What the task asks – What follows is a set of entries. Give them again exactly, without the pictures.

The input –
+++

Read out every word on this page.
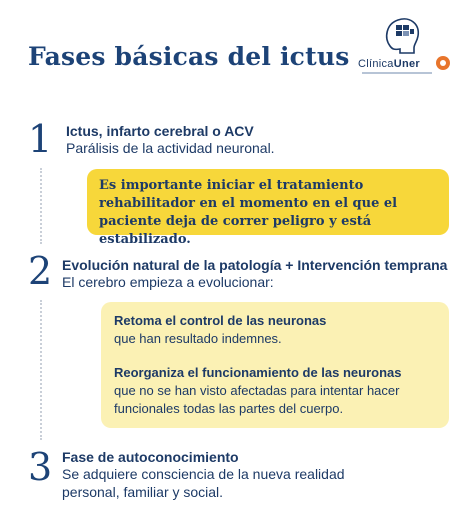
Fases básicas del ictus ClínicaUner
1 Ictus, infarto cerebral o ACV

Parálisis de la actividad neuronal.

Es importante iniciar el tratamiento rehabilitador en el momento en el que el paciente deja de correr peligro y está estabilizado.

2 Evolución natural de la patología + Intervención temprana

El cerebro empieza a evolucionar:

Retoma el control de las neuronas
que han resultado indemnes.

Reorganiza el funcionamiento de las neuronas
que no se han visto afectadas para intentar hacer funcionales todas las partes del cuerpo.

3 Fase de autoconocimiento

Se adquiere consciencia de la nueva realidad personal, familiar y social.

+++

Output for this exercise –
Read out every word on this page.
Fases básicas del ictus ClínicaUner
1 Ictus, infarto cerebral o ACV

Parálisis de la actividad neuronal.

Es importante iniciar el tratamiento rehabilitador en el momento en el que el paciente deja de correr peligro y está estabilizado.

2 Evolución natural de la patología + Intervención temprana

El cerebro empieza a evolucionar:

Retoma el control de las neuronas
que han resultado indemnes.

Reorganiza el funcionamiento de las neuronas
que no se han visto afectadas para intentar hacer funcionales todas las partes del cuerpo.

3 Fase de autoconocimiento

Se adquiere consciencia de la nueva realidad personal, familiar y social.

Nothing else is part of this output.